• **Directions for this task**:
Read through the data and report every line in which the word "that" occurs.

Stored data:
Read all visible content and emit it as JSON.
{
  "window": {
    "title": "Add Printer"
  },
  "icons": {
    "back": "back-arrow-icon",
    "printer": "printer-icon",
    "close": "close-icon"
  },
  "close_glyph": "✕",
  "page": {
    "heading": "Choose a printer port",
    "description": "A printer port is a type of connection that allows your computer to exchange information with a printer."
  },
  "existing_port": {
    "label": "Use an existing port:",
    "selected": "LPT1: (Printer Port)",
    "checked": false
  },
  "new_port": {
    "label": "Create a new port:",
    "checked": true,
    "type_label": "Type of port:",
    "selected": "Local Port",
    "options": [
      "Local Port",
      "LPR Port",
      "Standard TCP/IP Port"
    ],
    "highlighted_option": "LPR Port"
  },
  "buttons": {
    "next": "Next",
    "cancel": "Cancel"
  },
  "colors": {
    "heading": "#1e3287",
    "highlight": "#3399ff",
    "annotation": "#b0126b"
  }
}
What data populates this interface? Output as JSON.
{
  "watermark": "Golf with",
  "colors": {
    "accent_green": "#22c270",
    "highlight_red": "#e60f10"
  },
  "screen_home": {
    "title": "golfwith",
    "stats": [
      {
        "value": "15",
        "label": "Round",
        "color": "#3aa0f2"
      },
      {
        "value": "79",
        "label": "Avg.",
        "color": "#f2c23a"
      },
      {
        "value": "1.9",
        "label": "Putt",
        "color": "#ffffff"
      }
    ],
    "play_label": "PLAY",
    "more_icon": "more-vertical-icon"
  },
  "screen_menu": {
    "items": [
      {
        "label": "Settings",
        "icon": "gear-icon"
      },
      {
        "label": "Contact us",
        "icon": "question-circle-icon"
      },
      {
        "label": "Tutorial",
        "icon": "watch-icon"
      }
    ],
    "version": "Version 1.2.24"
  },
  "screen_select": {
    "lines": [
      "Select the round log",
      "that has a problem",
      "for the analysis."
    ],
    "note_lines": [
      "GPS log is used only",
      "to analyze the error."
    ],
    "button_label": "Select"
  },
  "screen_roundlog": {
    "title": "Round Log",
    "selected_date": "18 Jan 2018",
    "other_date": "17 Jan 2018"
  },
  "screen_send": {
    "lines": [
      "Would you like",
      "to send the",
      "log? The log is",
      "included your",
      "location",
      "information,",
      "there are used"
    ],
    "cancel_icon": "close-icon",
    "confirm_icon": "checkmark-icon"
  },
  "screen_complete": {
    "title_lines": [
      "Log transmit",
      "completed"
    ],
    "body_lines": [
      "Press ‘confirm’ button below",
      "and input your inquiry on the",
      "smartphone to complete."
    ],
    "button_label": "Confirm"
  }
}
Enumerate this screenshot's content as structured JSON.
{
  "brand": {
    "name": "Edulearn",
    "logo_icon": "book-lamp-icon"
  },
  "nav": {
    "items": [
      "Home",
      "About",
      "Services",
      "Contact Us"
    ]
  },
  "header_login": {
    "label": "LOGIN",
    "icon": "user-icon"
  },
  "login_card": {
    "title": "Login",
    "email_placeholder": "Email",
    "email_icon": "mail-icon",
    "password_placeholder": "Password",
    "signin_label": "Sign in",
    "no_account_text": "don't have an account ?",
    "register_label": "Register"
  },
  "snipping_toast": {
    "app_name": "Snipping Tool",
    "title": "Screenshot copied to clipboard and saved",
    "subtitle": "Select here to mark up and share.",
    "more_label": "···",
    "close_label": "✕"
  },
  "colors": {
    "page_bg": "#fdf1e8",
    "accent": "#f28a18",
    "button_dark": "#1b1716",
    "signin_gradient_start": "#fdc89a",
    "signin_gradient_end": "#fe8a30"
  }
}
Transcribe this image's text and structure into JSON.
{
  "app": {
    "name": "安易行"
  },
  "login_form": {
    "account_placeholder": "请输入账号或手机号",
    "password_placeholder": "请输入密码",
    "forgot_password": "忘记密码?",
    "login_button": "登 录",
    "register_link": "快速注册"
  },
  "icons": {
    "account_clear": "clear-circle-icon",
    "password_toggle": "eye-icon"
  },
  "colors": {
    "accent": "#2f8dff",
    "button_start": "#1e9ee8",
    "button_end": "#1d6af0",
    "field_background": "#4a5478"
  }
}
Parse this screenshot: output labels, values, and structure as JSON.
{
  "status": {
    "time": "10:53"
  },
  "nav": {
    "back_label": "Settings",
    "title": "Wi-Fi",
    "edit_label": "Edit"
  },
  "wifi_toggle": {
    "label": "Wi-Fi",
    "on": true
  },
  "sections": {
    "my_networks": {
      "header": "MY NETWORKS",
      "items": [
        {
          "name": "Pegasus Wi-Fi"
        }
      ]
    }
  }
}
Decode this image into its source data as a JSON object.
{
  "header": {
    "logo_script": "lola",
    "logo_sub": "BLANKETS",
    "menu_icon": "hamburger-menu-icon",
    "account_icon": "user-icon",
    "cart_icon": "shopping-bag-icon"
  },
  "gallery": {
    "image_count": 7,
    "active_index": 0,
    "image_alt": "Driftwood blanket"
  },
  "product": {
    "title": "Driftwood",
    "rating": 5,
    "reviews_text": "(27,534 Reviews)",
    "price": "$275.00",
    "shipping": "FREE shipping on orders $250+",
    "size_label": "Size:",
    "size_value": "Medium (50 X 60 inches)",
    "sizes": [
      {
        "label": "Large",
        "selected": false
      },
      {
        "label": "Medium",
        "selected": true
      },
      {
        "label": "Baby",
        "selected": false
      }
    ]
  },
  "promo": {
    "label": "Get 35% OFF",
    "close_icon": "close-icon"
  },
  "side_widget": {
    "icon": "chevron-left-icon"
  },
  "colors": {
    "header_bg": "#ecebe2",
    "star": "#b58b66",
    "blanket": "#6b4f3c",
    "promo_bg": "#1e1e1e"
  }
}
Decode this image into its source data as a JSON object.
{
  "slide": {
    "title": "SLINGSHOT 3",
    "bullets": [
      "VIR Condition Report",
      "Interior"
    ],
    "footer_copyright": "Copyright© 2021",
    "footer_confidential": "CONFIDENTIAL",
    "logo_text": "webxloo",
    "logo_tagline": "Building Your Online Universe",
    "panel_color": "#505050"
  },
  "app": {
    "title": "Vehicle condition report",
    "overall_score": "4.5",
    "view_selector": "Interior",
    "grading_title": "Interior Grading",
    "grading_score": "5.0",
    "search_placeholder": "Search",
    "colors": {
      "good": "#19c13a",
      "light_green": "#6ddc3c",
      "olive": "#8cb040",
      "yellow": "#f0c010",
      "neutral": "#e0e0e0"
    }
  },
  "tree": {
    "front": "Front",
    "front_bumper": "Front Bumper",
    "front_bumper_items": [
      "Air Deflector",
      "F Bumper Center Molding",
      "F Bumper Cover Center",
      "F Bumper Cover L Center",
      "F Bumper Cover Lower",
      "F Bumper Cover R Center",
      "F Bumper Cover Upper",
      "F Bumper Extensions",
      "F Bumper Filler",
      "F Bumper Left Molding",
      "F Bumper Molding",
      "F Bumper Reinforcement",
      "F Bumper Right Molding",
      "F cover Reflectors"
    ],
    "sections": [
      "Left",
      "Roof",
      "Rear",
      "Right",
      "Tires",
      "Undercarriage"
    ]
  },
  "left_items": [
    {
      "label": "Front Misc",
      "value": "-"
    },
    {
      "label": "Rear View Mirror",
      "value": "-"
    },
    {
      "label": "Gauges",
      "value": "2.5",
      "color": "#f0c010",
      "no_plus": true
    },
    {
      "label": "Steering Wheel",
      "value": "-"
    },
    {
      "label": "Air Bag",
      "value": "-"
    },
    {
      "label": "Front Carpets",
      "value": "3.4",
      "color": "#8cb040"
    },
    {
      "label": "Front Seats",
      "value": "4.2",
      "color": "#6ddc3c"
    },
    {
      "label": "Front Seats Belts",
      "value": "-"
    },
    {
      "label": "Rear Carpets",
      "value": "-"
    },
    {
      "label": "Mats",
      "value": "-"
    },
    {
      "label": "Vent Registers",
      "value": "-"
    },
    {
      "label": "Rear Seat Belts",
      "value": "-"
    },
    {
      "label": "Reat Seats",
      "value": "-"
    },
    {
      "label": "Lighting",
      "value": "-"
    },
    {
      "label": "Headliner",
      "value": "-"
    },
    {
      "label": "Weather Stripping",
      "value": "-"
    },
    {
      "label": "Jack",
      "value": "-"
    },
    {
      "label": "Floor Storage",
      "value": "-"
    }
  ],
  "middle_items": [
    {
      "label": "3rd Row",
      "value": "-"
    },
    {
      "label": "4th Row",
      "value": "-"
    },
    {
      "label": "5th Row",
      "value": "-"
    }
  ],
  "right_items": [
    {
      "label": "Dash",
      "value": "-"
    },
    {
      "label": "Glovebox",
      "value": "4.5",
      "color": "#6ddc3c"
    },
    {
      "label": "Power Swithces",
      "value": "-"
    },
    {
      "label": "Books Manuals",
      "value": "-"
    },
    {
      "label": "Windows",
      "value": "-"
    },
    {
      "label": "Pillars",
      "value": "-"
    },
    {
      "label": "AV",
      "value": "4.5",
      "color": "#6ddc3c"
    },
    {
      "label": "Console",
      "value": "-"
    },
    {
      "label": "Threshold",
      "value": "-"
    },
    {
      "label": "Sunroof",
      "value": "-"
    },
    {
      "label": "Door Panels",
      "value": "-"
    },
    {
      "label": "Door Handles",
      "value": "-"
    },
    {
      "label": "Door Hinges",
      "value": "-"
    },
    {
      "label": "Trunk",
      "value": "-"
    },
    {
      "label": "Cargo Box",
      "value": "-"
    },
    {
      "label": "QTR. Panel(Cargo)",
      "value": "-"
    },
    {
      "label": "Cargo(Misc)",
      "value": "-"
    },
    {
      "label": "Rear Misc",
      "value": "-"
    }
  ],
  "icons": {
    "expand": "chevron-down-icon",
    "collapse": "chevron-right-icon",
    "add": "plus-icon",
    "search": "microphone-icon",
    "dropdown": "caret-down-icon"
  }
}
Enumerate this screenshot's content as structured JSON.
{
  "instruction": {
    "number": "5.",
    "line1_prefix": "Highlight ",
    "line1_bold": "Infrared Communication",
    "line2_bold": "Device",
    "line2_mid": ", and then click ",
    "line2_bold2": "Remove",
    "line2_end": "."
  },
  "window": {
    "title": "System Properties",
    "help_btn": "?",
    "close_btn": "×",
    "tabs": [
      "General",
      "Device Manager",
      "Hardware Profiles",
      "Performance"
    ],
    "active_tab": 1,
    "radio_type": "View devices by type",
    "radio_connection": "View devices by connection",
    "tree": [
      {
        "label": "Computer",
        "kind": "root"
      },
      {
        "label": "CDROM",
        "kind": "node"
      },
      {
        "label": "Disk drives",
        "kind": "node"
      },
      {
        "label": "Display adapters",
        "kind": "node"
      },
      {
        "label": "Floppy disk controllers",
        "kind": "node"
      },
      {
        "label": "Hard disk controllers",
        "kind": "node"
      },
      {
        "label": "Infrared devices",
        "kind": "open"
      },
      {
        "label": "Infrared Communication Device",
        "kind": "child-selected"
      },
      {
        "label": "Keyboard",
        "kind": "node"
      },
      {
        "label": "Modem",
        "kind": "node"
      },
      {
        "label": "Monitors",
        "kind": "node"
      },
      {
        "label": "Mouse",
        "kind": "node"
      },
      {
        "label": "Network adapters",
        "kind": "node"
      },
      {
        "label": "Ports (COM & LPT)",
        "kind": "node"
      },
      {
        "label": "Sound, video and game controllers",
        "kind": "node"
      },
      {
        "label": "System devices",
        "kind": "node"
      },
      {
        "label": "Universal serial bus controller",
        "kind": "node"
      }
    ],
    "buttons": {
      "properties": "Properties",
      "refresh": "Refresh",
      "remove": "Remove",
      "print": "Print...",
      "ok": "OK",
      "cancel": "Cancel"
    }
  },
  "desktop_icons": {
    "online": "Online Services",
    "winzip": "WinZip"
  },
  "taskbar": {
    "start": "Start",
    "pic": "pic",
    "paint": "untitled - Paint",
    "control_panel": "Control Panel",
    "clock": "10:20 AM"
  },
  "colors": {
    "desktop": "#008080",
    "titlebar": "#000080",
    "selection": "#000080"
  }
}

• **Exercise response**:
    "description": "A printer port is a type of connection that allows your computer to exchange information with a printer."
      "that has a problem",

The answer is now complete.